**** Material ****

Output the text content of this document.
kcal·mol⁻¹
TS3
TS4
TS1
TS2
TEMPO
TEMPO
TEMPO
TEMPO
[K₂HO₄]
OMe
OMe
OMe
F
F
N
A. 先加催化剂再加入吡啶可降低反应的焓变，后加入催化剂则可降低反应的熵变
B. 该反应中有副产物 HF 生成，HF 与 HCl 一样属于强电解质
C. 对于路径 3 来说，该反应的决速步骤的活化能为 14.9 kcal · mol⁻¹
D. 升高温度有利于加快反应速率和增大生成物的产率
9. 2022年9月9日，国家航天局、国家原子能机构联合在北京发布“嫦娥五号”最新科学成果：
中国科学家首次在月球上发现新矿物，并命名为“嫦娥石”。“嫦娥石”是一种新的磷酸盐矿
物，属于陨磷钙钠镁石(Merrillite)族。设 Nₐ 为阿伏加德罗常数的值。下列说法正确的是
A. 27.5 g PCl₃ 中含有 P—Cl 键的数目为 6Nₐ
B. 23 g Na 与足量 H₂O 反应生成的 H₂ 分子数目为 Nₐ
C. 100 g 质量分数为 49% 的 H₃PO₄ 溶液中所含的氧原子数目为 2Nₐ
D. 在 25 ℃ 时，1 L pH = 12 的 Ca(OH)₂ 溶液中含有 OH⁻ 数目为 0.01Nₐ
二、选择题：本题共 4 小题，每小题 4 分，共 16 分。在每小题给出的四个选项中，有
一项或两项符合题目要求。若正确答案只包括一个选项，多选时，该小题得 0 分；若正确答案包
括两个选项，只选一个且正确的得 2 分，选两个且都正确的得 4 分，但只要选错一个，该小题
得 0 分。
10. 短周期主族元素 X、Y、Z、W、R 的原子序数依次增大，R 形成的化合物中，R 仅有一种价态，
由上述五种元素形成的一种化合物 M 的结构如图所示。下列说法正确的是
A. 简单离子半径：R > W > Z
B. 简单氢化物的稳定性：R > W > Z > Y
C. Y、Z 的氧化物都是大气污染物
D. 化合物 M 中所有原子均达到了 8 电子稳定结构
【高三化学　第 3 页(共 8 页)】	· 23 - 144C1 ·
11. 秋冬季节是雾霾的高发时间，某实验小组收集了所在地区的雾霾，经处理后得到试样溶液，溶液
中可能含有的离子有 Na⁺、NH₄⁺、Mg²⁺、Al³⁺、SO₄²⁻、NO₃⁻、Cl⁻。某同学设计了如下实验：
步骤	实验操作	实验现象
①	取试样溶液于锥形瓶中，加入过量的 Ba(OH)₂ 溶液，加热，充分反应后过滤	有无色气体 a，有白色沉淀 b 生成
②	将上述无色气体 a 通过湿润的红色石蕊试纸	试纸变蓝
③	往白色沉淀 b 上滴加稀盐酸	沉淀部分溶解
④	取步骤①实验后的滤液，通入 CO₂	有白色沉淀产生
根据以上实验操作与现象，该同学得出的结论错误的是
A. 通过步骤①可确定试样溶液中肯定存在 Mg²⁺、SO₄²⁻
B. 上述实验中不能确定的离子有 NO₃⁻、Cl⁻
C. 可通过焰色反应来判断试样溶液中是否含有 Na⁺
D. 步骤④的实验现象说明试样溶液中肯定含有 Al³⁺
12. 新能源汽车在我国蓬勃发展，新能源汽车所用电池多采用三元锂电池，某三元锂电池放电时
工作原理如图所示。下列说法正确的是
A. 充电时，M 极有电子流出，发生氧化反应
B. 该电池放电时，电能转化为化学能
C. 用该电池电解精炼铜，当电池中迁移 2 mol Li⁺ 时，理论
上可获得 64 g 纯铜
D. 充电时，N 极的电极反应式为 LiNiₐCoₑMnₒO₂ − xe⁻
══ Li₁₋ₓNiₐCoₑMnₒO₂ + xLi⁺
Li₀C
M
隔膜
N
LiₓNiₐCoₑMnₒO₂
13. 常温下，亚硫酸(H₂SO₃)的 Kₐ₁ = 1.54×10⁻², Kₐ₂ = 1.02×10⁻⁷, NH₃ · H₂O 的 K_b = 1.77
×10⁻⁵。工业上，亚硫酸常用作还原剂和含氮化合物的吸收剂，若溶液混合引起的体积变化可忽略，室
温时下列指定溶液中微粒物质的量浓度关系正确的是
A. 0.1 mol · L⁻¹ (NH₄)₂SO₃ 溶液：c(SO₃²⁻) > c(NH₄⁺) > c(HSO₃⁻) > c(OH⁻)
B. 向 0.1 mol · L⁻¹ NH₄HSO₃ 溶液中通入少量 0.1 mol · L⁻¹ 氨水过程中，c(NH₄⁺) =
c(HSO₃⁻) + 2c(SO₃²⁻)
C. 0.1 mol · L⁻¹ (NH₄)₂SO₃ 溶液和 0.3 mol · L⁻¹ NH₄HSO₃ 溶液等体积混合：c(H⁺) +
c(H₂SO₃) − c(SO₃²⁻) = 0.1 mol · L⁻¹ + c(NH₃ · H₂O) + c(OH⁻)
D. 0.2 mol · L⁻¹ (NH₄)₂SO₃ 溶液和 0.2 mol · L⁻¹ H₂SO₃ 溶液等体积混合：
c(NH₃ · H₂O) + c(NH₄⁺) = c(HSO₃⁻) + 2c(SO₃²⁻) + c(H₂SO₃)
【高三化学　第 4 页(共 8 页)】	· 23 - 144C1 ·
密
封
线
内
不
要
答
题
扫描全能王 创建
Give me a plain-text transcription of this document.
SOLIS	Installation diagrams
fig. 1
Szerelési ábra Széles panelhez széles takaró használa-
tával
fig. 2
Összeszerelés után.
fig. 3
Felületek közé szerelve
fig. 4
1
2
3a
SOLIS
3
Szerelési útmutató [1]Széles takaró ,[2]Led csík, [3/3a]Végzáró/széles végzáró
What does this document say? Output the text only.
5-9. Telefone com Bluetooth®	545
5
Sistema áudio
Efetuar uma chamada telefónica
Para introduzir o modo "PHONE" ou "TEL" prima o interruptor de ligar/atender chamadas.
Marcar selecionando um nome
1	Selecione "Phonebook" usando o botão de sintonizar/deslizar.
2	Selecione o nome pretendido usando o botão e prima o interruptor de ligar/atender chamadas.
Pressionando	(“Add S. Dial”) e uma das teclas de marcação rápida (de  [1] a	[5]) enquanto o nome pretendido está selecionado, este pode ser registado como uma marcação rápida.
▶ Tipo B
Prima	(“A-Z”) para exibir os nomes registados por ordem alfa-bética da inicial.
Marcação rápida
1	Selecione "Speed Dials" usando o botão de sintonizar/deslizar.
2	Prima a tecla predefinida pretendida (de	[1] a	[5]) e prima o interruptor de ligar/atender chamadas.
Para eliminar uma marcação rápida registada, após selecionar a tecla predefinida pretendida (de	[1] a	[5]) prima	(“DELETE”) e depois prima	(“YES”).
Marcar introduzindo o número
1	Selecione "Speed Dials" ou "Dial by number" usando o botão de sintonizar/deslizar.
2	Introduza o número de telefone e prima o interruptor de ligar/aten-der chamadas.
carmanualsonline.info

****

> [Exercise instructions] Go through the listing above and restate it word for word.

> [Answer to the exercise]
Output the text content of this document.
kcal·mol⁻¹
TS3
TS4
TS1
TS2
TEMPO
TEMPO
TEMPO
TEMPO
[K₂HO₄]
OMe
OMe
OMe
F
F
N
A. 先加催化剂再加入吡啶可降低反应的焓变，后加入催化剂则可降低反应的熵变
B. 该反应中有副产物 HF 生成，HF 与 HCl 一样属于强电解质
C. 对于路径 3 来说，该反应的决速步骤的活化能为 14.9 kcal · mol⁻¹
D. 升高温度有利于加快反应速率和增大生成物的产率
9. 2022年9月9日，国家航天局、国家原子能机构联合在北京发布“嫦娥五号”最新科学成果：
中国科学家首次在月球上发现新矿物，并命名为“嫦娥石”。“嫦娥石”是一种新的磷酸盐矿
物，属于陨磷钙钠镁石(Merrillite)族。设 Nₐ 为阿伏加德罗常数的值。下列说法正确的是
A. 27.5 g PCl₃ 中含有 P—Cl 键的数目为 6Nₐ
B. 23 g Na 与足量 H₂O 反应生成的 H₂ 分子数目为 Nₐ
C. 100 g 质量分数为 49% 的 H₃PO₄ 溶液中所含的氧原子数目为 2Nₐ
D. 在 25 ℃ 时，1 L pH = 12 的 Ca(OH)₂ 溶液中含有 OH⁻ 数目为 0.01Nₐ
二、选择题：本题共 4 小题，每小题 4 分，共 16 分。在每小题给出的四个选项中，有
一项或两项符合题目要求。若正确答案只包括一个选项，多选时，该小题得 0 分；若正确答案包
括两个选项，只选一个且正确的得 2 分，选两个且都正确的得 4 分，但只要选错一个，该小题
得 0 分。
10. 短周期主族元素 X、Y、Z、W、R 的原子序数依次增大，R 形成的化合物中，R 仅有一种价态，
由上述五种元素形成的一种化合物 M 的结构如图所示。下列说法正确的是
A. 简单离子半径：R > W > Z
B. 简单氢化物的稳定性：R > W > Z > Y
C. Y、Z 的氧化物都是大气污染物
D. 化合物 M 中所有原子均达到了 8 电子稳定结构
【高三化学　第 3 页(共 8 页)】	· 23 - 144C1 ·
11. 秋冬季节是雾霾的高发时间，某实验小组收集了所在地区的雾霾，经处理后得到试样溶液，溶液
中可能含有的离子有 Na⁺、NH₄⁺、Mg²⁺、Al³⁺、SO₄²⁻、NO₃⁻、Cl⁻。某同学设计了如下实验：
步骤	实验操作	实验现象
①	取试样溶液于锥形瓶中，加入过量的 Ba(OH)₂ 溶液，加热，充分反应后过滤	有无色气体 a，有白色沉淀 b 生成
②	将上述无色气体 a 通过湿润的红色石蕊试纸	试纸变蓝
③	往白色沉淀 b 上滴加稀盐酸	沉淀部分溶解
④	取步骤①实验后的滤液，通入 CO₂	有白色沉淀产生
根据以上实验操作与现象，该同学得出的结论错误的是
A. 通过步骤①可确定试样溶液中肯定存在 Mg²⁺、SO₄²⁻
B. 上述实验中不能确定的离子有 NO₃⁻、Cl⁻
C. 可通过焰色反应来判断试样溶液中是否含有 Na⁺
D. 步骤④的实验现象说明试样溶液中肯定含有 Al³⁺
12. 新能源汽车在我国蓬勃发展，新能源汽车所用电池多采用三元锂电池，某三元锂电池放电时
工作原理如图所示。下列说法正确的是
A. 充电时，M 极有电子流出，发生氧化反应
B. 该电池放电时，电能转化为化学能
C. 用该电池电解精炼铜，当电池中迁移 2 mol Li⁺ 时，理论
上可获得 64 g 纯铜
D. 充电时，N 极的电极反应式为 LiNiₐCoₑMnₒO₂ − xe⁻
══ Li₁₋ₓNiₐCoₑMnₒO₂ + xLi⁺
Li₀C
M
隔膜
N
LiₓNiₐCoₑMnₒO₂
13. 常温下，亚硫酸(H₂SO₃)的 Kₐ₁ = 1.54×10⁻², Kₐ₂ = 1.02×10⁻⁷, NH₃ · H₂O 的 K_b = 1.77
×10⁻⁵。工业上，亚硫酸常用作还原剂和含氮化合物的吸收剂，若溶液混合引起的体积变化可忽略，室
温时下列指定溶液中微粒物质的量浓度关系正确的是
A. 0.1 mol · L⁻¹ (NH₄)₂SO₃ 溶液：c(SO₃²⁻) > c(NH₄⁺) > c(HSO₃⁻) > c(OH⁻)
B. 向 0.1 mol · L⁻¹ NH₄HSO₃ 溶液中通入少量 0.1 mol · L⁻¹ 氨水过程中，c(NH₄⁺) =
c(HSO₃⁻) + 2c(SO₃²⁻)
C. 0.1 mol · L⁻¹ (NH₄)₂SO₃ 溶液和 0.3 mol · L⁻¹ NH₄HSO₃ 溶液等体积混合：c(H⁺) +
c(H₂SO₃) − c(SO₃²⁻) = 0.1 mol · L⁻¹ + c(NH₃ · H₂O) + c(OH⁻)
D. 0.2 mol · L⁻¹ (NH₄)₂SO₃ 溶液和 0.2 mol · L⁻¹ H₂SO₃ 溶液等体积混合：
c(NH₃ · H₂O) + c(NH₄⁺) = c(HSO₃⁻) + 2c(SO₃²⁻) + c(H₂SO₃)
【高三化学　第 4 页(共 8 页)】	· 23 - 144C1 ·
密
封
线
内
不
要
答
题
扫描全能王 创建
Give me a plain-text transcription of this document.
SOLIS	Installation diagrams
fig. 1
Szerelési ábra Széles panelhez széles takaró használa-
tával
fig. 2
Összeszerelés után.
fig. 3
Felületek közé szerelve
fig. 4
1
2
3a
SOLIS
3
Szerelési útmutató [1]Széles takaró ,[2]Led csík, [3/3a]Végzáró/széles végzáró
What does this document say? Output the text only.
5-9. Telefone com Bluetooth®	545
5
Sistema áudio
Efetuar uma chamada telefónica
Para introduzir o modo "PHONE" ou "TEL" prima o interruptor de ligar/atender chamadas.
Marcar selecionando um nome
1	Selecione "Phonebook" usando o botão de sintonizar/deslizar.
2	Selecione o nome pretendido usando o botão e prima o interruptor de ligar/atender chamadas.
Pressionando	(“Add S. Dial”) e uma das teclas de marcação rápida (de  [1] a	[5]) enquanto o nome pretendido está selecionado, este pode ser registado como uma marcação rápida.
▶ Tipo B
Prima	(“A-Z”) para exibir os nomes registados por ordem alfa-bética da inicial.
Marcação rápida
1	Selecione "Speed Dials" usando o botão de sintonizar/deslizar.
2	Prima a tecla predefinida pretendida (de	[1] a	[5]) e prima o interruptor de ligar/atender chamadas.
Para eliminar uma marcação rápida registada, após selecionar a tecla predefinida pretendida (de	[1] a	[5]) prima	(“DELETE”) e depois prima	(“YES”).
Marcar introduzindo o número
1	Selecione "Speed Dials" ou "Dial by number" usando o botão de sintonizar/deslizar.
2	Introduza o número de telefone e prima o interruptor de ligar/aten-der chamadas.
carmanualsonline.info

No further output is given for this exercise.